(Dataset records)
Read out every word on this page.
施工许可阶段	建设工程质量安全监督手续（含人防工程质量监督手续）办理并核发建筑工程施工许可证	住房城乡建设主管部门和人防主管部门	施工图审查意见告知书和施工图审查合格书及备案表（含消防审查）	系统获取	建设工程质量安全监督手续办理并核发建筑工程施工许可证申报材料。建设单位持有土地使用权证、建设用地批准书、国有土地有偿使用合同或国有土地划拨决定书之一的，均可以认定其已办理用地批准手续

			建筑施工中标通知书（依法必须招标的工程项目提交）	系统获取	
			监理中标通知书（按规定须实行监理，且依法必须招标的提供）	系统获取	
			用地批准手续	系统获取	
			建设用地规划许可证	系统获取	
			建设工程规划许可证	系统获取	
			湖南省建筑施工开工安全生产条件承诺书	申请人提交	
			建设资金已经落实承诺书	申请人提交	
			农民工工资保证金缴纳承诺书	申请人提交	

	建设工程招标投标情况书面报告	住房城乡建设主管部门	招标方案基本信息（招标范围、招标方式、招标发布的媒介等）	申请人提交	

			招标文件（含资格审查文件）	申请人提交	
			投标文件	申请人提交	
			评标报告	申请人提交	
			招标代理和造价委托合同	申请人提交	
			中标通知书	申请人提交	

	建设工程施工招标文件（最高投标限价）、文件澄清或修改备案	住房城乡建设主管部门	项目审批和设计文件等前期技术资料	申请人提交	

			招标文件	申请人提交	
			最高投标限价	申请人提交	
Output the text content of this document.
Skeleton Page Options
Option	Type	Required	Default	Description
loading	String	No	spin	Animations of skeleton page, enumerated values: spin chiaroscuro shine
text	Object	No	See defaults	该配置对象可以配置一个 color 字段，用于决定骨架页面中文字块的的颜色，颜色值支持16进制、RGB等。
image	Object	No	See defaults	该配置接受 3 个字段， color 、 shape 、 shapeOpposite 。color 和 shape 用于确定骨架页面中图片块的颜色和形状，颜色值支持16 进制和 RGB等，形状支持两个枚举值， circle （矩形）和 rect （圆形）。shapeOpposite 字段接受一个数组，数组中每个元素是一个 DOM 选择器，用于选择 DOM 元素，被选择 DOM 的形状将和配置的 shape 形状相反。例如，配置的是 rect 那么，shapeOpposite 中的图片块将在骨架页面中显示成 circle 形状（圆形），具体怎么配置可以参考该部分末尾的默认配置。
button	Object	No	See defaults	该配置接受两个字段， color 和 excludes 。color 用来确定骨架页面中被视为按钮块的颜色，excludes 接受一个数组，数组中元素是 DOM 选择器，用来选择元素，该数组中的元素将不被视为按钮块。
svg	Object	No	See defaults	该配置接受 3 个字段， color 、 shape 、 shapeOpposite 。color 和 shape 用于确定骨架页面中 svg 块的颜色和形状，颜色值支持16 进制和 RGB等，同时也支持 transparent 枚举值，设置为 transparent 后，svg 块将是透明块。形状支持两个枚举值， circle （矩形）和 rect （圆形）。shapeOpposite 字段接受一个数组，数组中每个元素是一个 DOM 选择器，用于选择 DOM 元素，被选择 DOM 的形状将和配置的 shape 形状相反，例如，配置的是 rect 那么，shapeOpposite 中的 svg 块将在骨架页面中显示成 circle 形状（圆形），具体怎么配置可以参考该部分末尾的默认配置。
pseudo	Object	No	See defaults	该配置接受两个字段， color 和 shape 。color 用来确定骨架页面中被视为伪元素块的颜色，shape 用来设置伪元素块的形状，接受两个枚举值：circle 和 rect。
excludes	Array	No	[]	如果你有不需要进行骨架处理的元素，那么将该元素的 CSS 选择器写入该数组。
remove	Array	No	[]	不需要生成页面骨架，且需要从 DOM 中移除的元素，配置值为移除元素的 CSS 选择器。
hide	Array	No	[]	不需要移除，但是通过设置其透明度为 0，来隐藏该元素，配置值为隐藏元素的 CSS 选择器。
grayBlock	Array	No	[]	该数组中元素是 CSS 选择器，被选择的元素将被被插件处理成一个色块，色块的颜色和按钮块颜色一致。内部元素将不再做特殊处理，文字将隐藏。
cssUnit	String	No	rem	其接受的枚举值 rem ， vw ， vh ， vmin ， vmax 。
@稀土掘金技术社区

_WHAT THE TASK ASKS_
Check each line above for the string "text" and show the ones that have it.

_SOLUTION_
Output the text content of this document.
text	Object	No	See defaults	该配置对象可以配置一个 color 字段，用于决定骨架页面中文字块的的颜色，颜色值支持16进制、RGB等。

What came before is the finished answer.